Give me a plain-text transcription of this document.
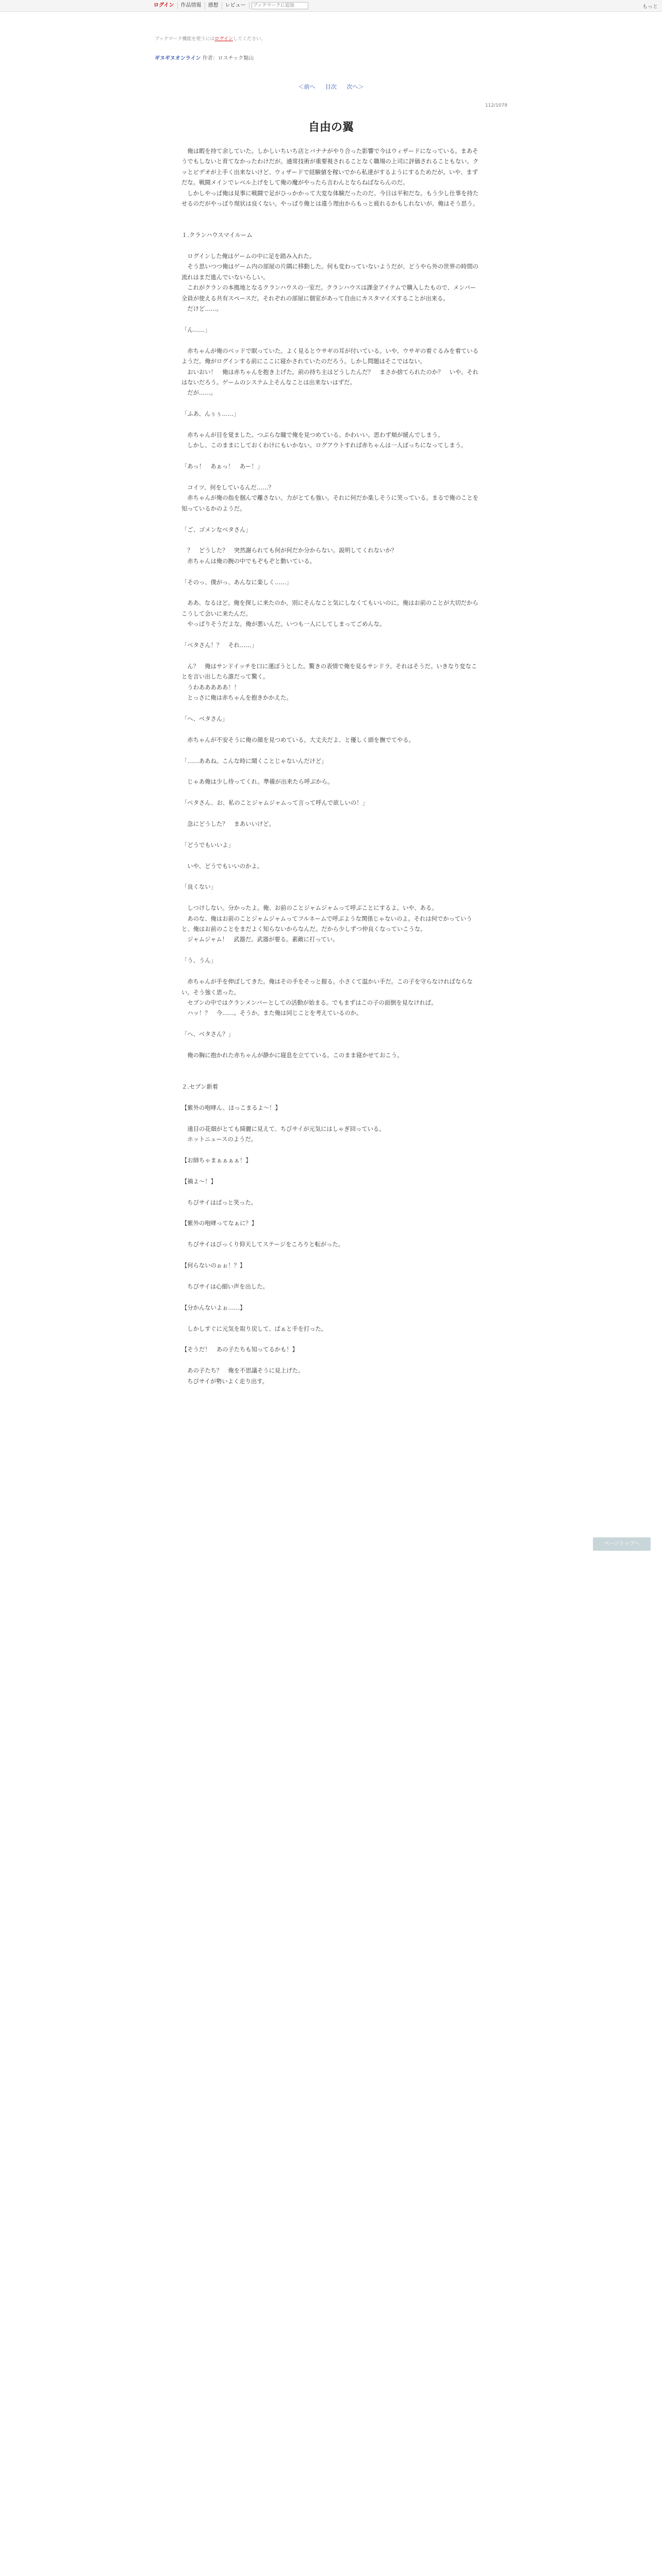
ログイン	作品情報	感想	レビュー
ブックマークに追加	もっと
ブックマーク機能を使うにはログインしてください。
ギヌギヌオンライン 作者：ロスチック類山
＜前へ 目次 次へ＞
112/1079
自由の翼

　俺は暇を持て余していた。しかしいちいち店とバナナがやり合った影響で今はウィザードになっている。まあそうでもしないと育てなかったわけだが。通常技術が重要視されることなく職場の上司に評価されることもない。クッとビデオが上手く出来ないけど、ウィザードで経験値を稼いでから私達がするようにするためだが。いや、まずだな。戦闘メインでレベル上げをして俺の魔がやったら言わんとならねばならんのだ。

　しかしやっぱ俺は見事に戦闘で足がひっかかって大変な体験だったのだ。今日は平和だな。もう少し仕事を持たせるのだがやっぱり現状は良くない。やっぱり俺とは違う理由からもっと疲れるかもしれないが、俺はそう思う。

１.クランハウスマイルーム

　ログインした俺はゲームの中に足を踏み入れた。

　そう思いつつ俺はゲーム内の部屋の片隅に移動した。何も変わっていないようだが、どうやら外の世界の時間の流れはまだ進んでいないらしい。

　これがクランの本拠地となるクランハウスの一室だ。クランハウスは課金アイテムで購入したもので、メンバー全員が使える共有スペースだ。それぞれの部屋に個室があって自由にカスタマイズすることが出来る。

　だけど……。

「ん……」

　赤ちゃんが俺のベッドで眠っていた。よく見るとウサギの耳が付いている。いや、ウサギの着ぐるみを着ているようだ。俺がログインする前にここに寝かされていたのだろう。しかし問題はそこではない。

　おいおい！　俺は赤ちゃんを抱き上げた。前の持ち主はどうしたんだ？　まさか捨てられたのか？　いや、それはないだろう。ゲームのシステム上そんなことは出来ないはずだ。

　だが……。

「ふあ、んぅぅ……」

　赤ちゃんが目を覚ました。つぶらな瞳で俺を見つめている。かわいい。思わず頬が緩んでしまう。

　しかし、このままにしておくわけにもいかない。ログアウトすれば赤ちゃんは一人ぼっちになってしまう。

「あっ！　あぁっ！　あー！」

　コイツ、何をしているんだ……？

　赤ちゃんが俺の指を掴んで離さない。力がとても強い。それに何だか楽しそうに笑っている。まるで俺のことを知っているかのようだ。

「ご、ゴメンなベタさん」

　？　どうした？　突然謝られても何が何だか分からない。説明してくれないか？

　赤ちゃんは俺の腕の中でもぞもぞと動いている。

「そのっ、僕がっ、あんなに楽しく……」

　ああ、なるほど。俺を探しに来たのか。別にそんなこと気にしなくてもいいのに。俺はお前のことが大切だからこうして会いに来たんだ。

　やっぱりそうだよな。俺が悪いんだ。いつも一人にしてしまってごめんな。

「ベタさん！？　それ……」

　ん？　俺はサンドイッチを口に運ぼうとした。驚きの表情で俺を見るサンドラ。それはそうだ。いきなり変なことを言い出したら誰だって驚く。

　うわあああああ！！

　とっさに俺は赤ちゃんを抱きかかえた。

「へ、ベタさん」

　赤ちゃんが不安そうに俺の顔を見つめている。大丈夫だよ、と優しく頭を撫でてやる。

「……ああね。こんな時に聞くことじゃないんだけど」

　じゃあ俺は少し待ってくれ。準備が出来たら呼ぶから。

「ベタさん、お、私のことジャムジャムって言って呼んで欲しいの！」

　急にどうした？　まあいいけど。

「どうでもいいよ」

　いや、どうでもいいのかよ。

「良くない」

　しつけしない。分かったよ。俺、お前のことジャムジャムって呼ぶことにするよ。いや、ある。

　あのな、俺はお前のことジャムジャムってフルネームで呼ぶような関係じゃないのよ。それは何でかっていうと、俺はお前のことをまだよく知らないからなんだ。だから少しずつ仲良くなっていこうな。

　ジャムジャム！　武器だ。武器が要る。素敵に打ってい。

「う、うん」

　赤ちゃんが手を伸ばしてきた。俺はその手をそっと握る。小さくて温かい手だ。この子を守らなければならない。そう強く思った。

　セブンの中ではクランメンバーとしての活動が始まる。でもまずはこの子の面倒を見なければ。

　ハッ！？　今……。そうか。また俺は同じことを考えているのか。

「へ、ベタさん？」

　俺の胸に抱かれた赤ちゃんが静かに寝息を立てている。このまま寝かせておこう。

２.セブン新着

【紫外の咆哮ん、ほっこまるよ～！】

　遠目の花畑がとても綺麗に見えて、ちびサイが元気にはしゃぎ回っている。

　ホットニュースのようだ。

【お師ちゃまぁぁぁぁ！】

【禍よ～！】

　ちびサイはぱっと笑った。

【紫外の咆哮ってなぁに？】

　ちびサイはびっくり仰天してステージをころりと転がった。

【何らないのぉぉ！？】

　ちびサイは心細い声を出した。

【分かんないよぉ……】

　しかしすぐに元気を取り戻して、ぱぁと手を打った。

【そうだ！　あの子たちも知ってるかも！】

　あの子たち？　俺を不思議そうに見上げた。

　ちびサイが勢いよく走り出す。

ページトップへ
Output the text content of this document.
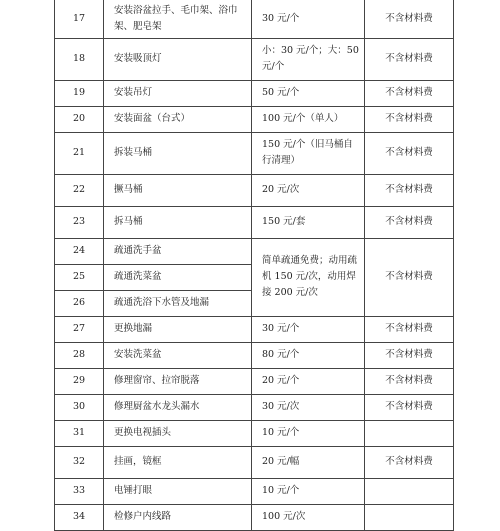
17	安装浴盆拉手、毛巾架、浴巾架、肥皂架	30 元/个	不含材料费
18	安装吸顶灯	小：30 元/个；大：50 元/个	不含材料费
19	安装吊灯	50 元/个	不含材料费
20	安装面盆（台式）	100 元/个（单人）	不含材料费
21	拆装马桶	150 元/个（旧马桶自行清理）	不含材料费
22	撅马桶	20 元/次	不含材料费
23	拆马桶	150 元/套	不含材料费
24	疏通洗手盆	简单疏通免费；动用疏机 150 元/次，动用焊接 200 元/次	不含材料费
25	疏通洗菜盆		
26	疏通洗浴下水管及地漏		
27	更换地漏	30 元/个	不含材料费
28	安装洗菜盆	80 元/个	不含材料费
29	修理窗帘、拉帘脱落	20 元/个	不含材料费
30	修理厨盆水龙头漏水	30 元/次	不含材料费
31	更换电视插头	10 元/个	
32	挂画，镜框	20 元/幅	不含材料费
33	电锤打眼	10 元/个	
34	检修户内线路	100 元/次	
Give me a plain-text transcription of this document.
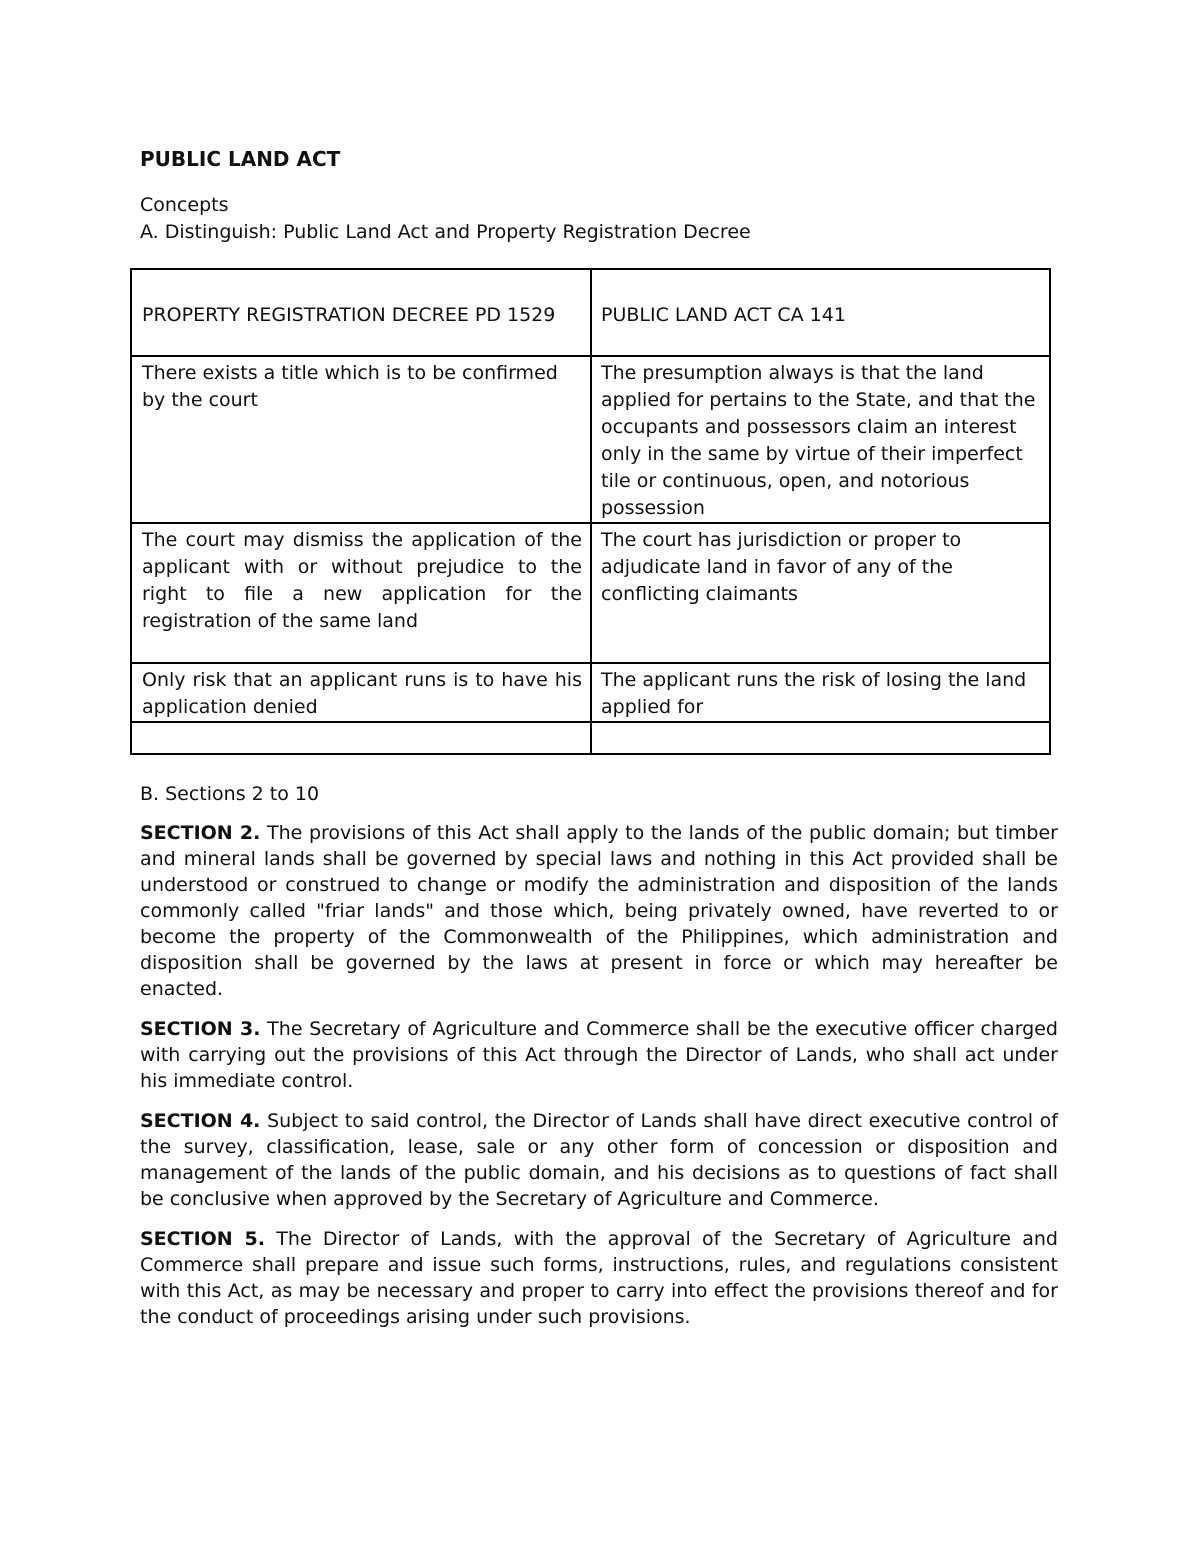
PUBLIC LAND ACT

Concepts

A. Distinguish: Public Land Act and Property Registration Decree

PROPERTY REGISTRATION DECREE PD 1529	PUBLIC LAND ACT CA 141
There exists a title which is to be confirmed by the court	The presumption always is that the land applied for pertains to the State, and that the occupants and possessors claim an interest only in the same by virtue of their imperfect tile or continuous, open, and notorious possession
The court may dismiss the application of the applicant with or without prejudice to the right to file a new application for the registration of the same land	The court has jurisdiction or proper to adjudicate land in favor of any of the conflicting claimants
Only risk that an applicant runs is to have his application denied	The applicant runs the risk of losing the land applied for

B. Sections 2 to 10

SECTION 2. The provisions of this Act shall apply to the lands of the public domain; but timber and mineral lands shall be governed by special laws and nothing in this Act provided shall be understood or construed to change or modify the administration and disposition of the lands commonly called "friar lands" and those which, being privately owned, have reverted to or become the property of the Commonwealth of the Philippines, which administration and disposition shall be governed by the laws at present in force or which may hereafter be enacted.

SECTION 3. The Secretary of Agriculture and Commerce shall be the executive officer charged with carrying out the provisions of this Act through the Director of Lands, who shall act under his immediate control.

SECTION 4. Subject to said control, the Director of Lands shall have direct executive control of the survey, classification, lease, sale or any other form of concession or disposition and management of the lands of the public domain, and his decisions as to questions of fact shall be conclusive when approved by the Secretary of Agriculture and Commerce.

SECTION 5. The Director of Lands, with the approval of the Secretary of Agriculture and Commerce shall prepare and issue such forms, instructions, rules, and regulations consistent with this Act, as may be necessary and proper to carry into effect the provisions thereof and for the conduct of proceedings arising under such provisions.
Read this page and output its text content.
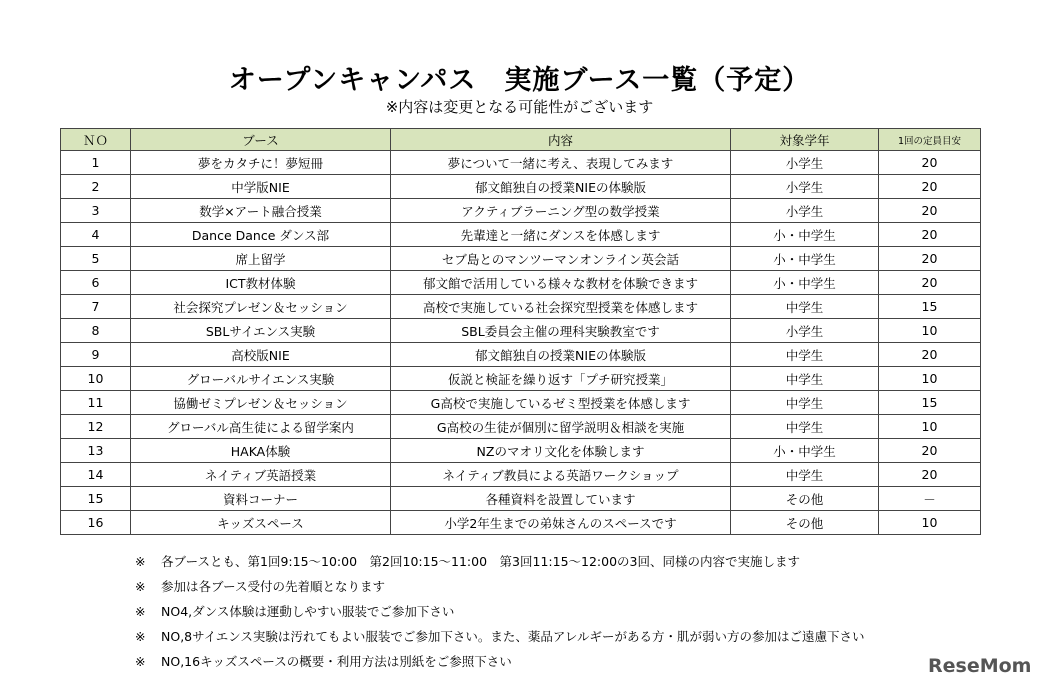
オープンキャンパス　実施ブース一覧（予定）
※内容は変更となる可能性がございます
ＮＯ	ブース	内容	対象学年	1回の定員目安
1	夢をカタチに！夢短冊	夢について一緒に考え、表現してみます	小学生	20
2	中学版NIE	郁文館独自の授業NIEの体験版	小学生	20
3	数学×アート融合授業	アクティブラーニング型の数学授業	小学生	20
4	Dance Dance ダンス部	先輩達と一緒にダンスを体感します	小・中学生	20
5	席上留学	セブ島とのマンツーマンオンライン英会話	小・中学生	20
6	ICT教材体験	郁文館で活用している様々な教材を体験できます	小・中学生	20
7	社会探究プレゼン＆セッション	高校で実施している社会探究型授業を体感します	中学生	15
8	SBLサイエンス実験	SBL委員会主催の理科実験教室です	小学生	10
9	高校版NIE	郁文館独自の授業NIEの体験版	中学生	20
10	グローバルサイエンス実験	仮説と検証を繰り返す「プチ研究授業」	中学生	10
11	協働ゼミプレゼン＆セッション	G高校で実施しているゼミ型授業を体感します	中学生	15
12	グローバル高生徒による留学案内	G高校の生徒が個別に留学説明＆相談を実施	中学生	10
13	HAKA体験	NZのマオリ文化を体験します	小・中学生	20
14	ネイティブ英語授業	ネイティブ教員による英語ワークショップ	中学生	20
15	資料コーナー	各種資料を設置しています	その他	－
16	キッズスペース	小学2年生までの弟妹さんのスペースです	その他	10
※ 各ブースとも、第1回9:15～10:00　第2回10:15～11:00　第3回11:15～12:00の3回、同様の内容で実施します
※ 参加は各ブース受付の先着順となります
※ NO4,ダンス体験は運動しやすい服装でご参加下さい
※ NO,8サイエンス実験は汚れてもよい服装でご参加下さい。また、薬品アレルギーがある方・肌が弱い方の参加はご遠慮下さい
※ NO,16キッズスペースの概要・利用方法は別紙をご参照下さい	ReseMom
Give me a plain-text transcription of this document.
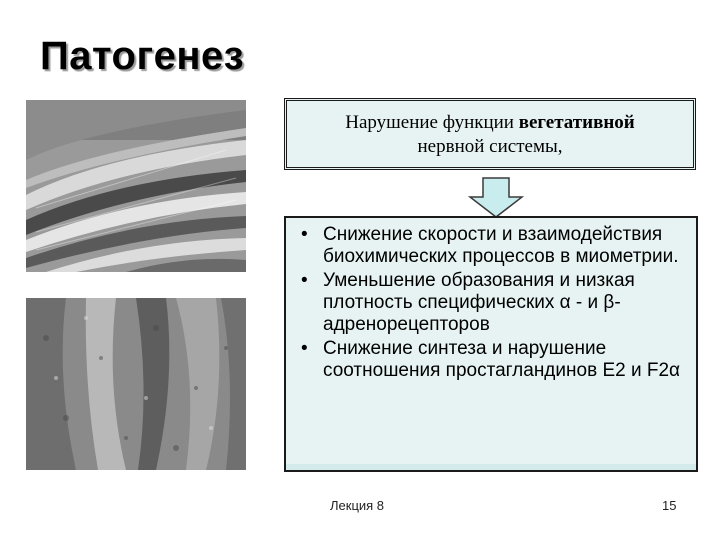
Патогенез
Нарушение функции вегетативной
нервной системы,
• Снижение скорости и взаимодействия биохимических процессов в миометрии.
• Уменьшение образования и низкая плотность специфических α - и β-адренорецепторов
• Снижение синтеза и нарушение соотношения простагландинов Е2 и F2α
Лекция 8	15
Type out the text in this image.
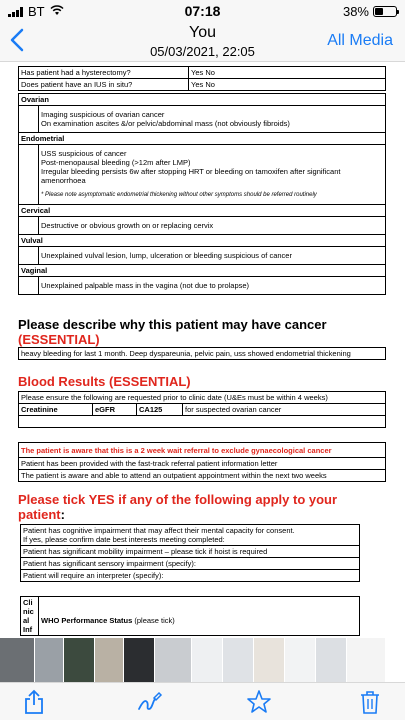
BT	07:18	38%
You
05/03/2021, 22:05
All Media
Has patient had a hysterectomy?	Yes No
Does patient have an IUS in situ?	Yes No
Ovarian	

	Imaging suspicious of ovarian cancer
On examination ascites &/or pelvic/abdominal mass (not obviously fibroids)

Endometrial	

	USS suspicious of cancer
Post-menopausal bleeding (>12m after LMP)
Irregular bleeding persists 6w after stopping HRT or bleeding on tamoxifen after significant amenorrhoea
* Please note asymptomatic endometrial thickening without other symptoms should be referred routinely

Cervical	

	Destructive or obvious growth on or replacing cervix

Vulval	

	Unexplained vulval lesion, lump, ulceration or bleeding suspicious of cancer

Vaginal	

	Unexplained palpable mass in the vagina (not due to prolapse)
Please describe why this patient may have cancer
(ESSENTIAL)
heavy bleeding for last 1 month. Deep dyspareunia, pelvic pain, uss showed endometrial thickening
Blood Results (ESSENTIAL)
Please ensure the following are requested prior to clinic date (U&Es must be within 4 weeks)
Creatinine	eGFR	CA125	for suspected ovarian cancer

The patient is aware that this is a 2 week wait referral to exclude gynaecological cancer
Patient has been provided with the fast-track referral patient information letter
The patient is aware and able to attend an outpatient appointment within the next two weeks
Please tick YES if any of the following apply to your patient:
Patient has cognitive impairment that may affect their mental capacity for consent.
If yes, please confirm date best interests meeting completed:

Patient has significant mobility impairment – please tick if hoist is required
Patient has significant sensory impairment (specify):
Patient will require an interpreter (specify):
Cli
nic
al
Inf	WHO Performance Status (please tick)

----

(What the exercise asks):
Gather and copy every line of the data in which the string "Unexplained" is found.

(Response):
	Unexplained vulval lesion, lump, ulceration or bleeding suspicious of cancer
	Unexplained palpable mass in the vagina (not due to prolapse)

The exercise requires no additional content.